(Task goal): The lines to copy are those holding the string "urine" in the entries below.
*** Opening Record extracts ***
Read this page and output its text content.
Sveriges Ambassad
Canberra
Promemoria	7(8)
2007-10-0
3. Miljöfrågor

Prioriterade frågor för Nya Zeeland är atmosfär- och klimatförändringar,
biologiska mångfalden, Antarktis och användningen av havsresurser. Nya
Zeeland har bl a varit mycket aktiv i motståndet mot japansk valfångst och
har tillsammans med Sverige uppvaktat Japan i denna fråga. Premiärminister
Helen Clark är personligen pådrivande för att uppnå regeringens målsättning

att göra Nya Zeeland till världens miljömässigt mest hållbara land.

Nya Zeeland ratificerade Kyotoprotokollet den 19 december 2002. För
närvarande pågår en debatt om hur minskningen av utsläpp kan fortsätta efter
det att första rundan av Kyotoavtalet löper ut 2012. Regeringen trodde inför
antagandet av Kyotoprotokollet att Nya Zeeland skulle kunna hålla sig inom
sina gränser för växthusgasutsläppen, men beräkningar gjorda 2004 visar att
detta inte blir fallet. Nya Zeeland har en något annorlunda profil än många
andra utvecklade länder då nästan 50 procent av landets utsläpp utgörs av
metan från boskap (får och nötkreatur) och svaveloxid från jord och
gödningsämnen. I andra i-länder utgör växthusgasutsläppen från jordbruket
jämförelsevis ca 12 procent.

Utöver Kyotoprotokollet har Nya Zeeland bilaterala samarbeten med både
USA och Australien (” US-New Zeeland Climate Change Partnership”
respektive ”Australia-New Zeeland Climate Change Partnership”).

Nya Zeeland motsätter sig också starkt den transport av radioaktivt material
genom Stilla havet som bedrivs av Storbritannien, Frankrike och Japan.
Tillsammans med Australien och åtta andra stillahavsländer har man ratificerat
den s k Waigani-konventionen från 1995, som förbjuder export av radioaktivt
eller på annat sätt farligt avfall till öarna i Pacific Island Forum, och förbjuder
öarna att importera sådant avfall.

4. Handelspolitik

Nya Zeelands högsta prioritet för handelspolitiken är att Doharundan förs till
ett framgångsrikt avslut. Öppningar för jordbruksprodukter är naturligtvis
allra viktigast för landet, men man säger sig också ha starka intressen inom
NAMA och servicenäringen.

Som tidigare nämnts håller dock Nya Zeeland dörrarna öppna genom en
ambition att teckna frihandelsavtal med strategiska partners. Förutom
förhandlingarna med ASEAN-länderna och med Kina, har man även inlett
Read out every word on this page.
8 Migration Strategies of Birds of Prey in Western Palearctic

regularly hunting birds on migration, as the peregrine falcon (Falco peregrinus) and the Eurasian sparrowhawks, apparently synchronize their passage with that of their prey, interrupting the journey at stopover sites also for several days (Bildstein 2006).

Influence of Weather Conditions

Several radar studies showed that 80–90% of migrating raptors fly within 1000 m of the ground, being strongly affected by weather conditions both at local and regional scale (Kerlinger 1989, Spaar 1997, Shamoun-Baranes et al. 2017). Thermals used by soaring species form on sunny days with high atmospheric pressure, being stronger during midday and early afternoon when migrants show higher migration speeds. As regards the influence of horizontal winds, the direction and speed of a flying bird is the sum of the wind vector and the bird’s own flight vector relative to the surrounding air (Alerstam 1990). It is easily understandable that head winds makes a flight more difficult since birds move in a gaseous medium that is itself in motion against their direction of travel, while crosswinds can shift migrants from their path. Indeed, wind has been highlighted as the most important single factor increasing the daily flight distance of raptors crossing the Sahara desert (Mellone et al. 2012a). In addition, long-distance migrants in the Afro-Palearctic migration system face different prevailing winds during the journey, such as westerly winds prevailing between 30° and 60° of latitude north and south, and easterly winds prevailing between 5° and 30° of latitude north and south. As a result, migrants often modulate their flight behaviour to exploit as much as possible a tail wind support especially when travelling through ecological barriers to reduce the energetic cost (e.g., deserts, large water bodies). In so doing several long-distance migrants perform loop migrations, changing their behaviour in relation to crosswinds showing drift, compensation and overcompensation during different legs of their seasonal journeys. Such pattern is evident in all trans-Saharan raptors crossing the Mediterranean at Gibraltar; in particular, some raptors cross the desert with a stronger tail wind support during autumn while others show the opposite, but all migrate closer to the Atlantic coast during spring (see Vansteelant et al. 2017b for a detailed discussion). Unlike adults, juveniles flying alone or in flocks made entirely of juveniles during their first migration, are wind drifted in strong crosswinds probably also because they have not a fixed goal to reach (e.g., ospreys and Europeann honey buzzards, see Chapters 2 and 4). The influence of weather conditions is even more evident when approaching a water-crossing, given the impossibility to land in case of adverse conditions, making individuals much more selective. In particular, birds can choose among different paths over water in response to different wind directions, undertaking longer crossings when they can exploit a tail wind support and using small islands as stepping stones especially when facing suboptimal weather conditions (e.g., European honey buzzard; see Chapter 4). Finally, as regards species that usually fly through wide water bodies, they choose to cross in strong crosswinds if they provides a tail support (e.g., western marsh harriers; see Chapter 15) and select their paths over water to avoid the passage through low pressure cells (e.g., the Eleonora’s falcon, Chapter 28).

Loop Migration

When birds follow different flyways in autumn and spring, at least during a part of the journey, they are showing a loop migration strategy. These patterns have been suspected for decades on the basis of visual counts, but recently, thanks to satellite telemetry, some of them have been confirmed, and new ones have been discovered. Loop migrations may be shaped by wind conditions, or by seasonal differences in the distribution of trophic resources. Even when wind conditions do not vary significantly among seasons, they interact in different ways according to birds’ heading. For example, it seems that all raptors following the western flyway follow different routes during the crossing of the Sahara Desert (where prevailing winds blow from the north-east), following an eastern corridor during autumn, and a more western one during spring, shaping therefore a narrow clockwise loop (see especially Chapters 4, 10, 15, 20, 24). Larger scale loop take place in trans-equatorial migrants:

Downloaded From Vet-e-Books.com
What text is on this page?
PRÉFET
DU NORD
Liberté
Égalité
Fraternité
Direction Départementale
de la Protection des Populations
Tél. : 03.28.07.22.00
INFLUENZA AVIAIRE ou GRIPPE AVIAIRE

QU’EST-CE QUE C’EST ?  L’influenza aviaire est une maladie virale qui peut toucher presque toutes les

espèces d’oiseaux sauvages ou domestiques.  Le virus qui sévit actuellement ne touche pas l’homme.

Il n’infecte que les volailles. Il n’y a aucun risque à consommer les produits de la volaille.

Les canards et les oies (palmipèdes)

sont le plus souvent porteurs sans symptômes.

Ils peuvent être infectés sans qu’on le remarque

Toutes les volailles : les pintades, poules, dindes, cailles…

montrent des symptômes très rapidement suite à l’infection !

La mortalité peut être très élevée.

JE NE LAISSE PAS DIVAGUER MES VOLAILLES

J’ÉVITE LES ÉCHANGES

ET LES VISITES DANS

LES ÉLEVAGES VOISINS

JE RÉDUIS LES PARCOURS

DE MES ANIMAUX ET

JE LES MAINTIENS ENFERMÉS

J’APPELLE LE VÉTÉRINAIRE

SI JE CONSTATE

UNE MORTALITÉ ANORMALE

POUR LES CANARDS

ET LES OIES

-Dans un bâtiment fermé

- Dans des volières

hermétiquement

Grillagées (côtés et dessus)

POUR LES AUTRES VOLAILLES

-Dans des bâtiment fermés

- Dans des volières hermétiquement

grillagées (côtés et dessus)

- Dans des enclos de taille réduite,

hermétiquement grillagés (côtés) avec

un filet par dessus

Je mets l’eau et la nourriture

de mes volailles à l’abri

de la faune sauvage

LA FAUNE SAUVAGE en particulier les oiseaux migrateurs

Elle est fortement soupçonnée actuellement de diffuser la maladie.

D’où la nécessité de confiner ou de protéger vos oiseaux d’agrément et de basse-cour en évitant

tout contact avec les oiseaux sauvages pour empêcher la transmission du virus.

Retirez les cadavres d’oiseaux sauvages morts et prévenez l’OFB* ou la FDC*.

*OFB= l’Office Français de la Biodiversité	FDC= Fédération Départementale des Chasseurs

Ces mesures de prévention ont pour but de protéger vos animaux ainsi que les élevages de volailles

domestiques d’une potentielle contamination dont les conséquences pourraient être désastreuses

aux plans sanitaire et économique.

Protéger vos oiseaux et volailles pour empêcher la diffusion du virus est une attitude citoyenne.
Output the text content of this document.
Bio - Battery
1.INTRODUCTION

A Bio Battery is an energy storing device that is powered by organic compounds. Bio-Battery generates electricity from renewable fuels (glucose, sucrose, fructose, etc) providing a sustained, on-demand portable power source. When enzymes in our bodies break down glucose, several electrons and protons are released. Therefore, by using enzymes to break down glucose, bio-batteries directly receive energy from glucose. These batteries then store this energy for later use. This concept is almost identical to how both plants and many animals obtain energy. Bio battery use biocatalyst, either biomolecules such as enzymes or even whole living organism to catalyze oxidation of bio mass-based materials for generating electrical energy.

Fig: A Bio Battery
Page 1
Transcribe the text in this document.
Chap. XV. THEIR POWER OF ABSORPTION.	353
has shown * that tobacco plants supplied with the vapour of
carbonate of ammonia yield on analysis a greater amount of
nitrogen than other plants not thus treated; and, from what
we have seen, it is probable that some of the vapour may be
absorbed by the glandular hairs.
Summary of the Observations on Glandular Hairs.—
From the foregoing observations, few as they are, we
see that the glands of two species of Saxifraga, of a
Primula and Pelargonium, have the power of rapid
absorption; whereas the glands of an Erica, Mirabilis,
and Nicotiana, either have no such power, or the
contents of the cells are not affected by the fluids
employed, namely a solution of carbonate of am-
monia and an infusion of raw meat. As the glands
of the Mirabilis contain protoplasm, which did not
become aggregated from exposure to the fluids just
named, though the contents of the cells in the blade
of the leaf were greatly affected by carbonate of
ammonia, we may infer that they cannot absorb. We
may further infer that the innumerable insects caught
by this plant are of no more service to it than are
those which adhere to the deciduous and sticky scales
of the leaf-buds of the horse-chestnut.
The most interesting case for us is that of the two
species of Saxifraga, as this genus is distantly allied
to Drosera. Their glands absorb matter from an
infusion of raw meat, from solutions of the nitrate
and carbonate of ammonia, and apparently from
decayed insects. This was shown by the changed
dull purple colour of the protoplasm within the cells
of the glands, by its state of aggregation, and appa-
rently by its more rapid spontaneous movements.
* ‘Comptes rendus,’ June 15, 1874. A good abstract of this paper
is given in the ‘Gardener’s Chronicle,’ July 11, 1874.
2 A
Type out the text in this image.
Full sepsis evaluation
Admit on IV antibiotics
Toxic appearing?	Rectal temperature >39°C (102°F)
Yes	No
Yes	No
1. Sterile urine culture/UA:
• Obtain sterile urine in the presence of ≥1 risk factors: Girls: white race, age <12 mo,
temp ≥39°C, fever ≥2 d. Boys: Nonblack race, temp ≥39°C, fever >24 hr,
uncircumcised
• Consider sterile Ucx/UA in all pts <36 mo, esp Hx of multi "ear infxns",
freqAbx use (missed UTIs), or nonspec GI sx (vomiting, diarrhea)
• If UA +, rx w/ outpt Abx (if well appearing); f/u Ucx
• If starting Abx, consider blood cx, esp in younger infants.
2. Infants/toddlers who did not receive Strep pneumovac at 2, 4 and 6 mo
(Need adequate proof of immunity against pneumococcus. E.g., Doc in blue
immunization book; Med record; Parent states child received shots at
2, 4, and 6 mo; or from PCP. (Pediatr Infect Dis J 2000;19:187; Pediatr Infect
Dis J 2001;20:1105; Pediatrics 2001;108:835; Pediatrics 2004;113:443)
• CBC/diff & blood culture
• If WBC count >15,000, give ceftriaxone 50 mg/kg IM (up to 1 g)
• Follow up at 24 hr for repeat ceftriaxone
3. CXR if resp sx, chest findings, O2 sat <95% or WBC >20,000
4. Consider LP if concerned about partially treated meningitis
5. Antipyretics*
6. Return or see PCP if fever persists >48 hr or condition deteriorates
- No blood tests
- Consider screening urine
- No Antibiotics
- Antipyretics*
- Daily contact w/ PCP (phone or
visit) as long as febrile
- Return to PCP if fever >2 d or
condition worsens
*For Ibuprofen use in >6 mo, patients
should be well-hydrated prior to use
*** Closing Record extracts ***
(Response):
1. Sterile urine culture/UA:
• Obtain sterile urine in the presence of ≥1 risk factors: Girls: white race, age <12 mo,
- Consider screening urine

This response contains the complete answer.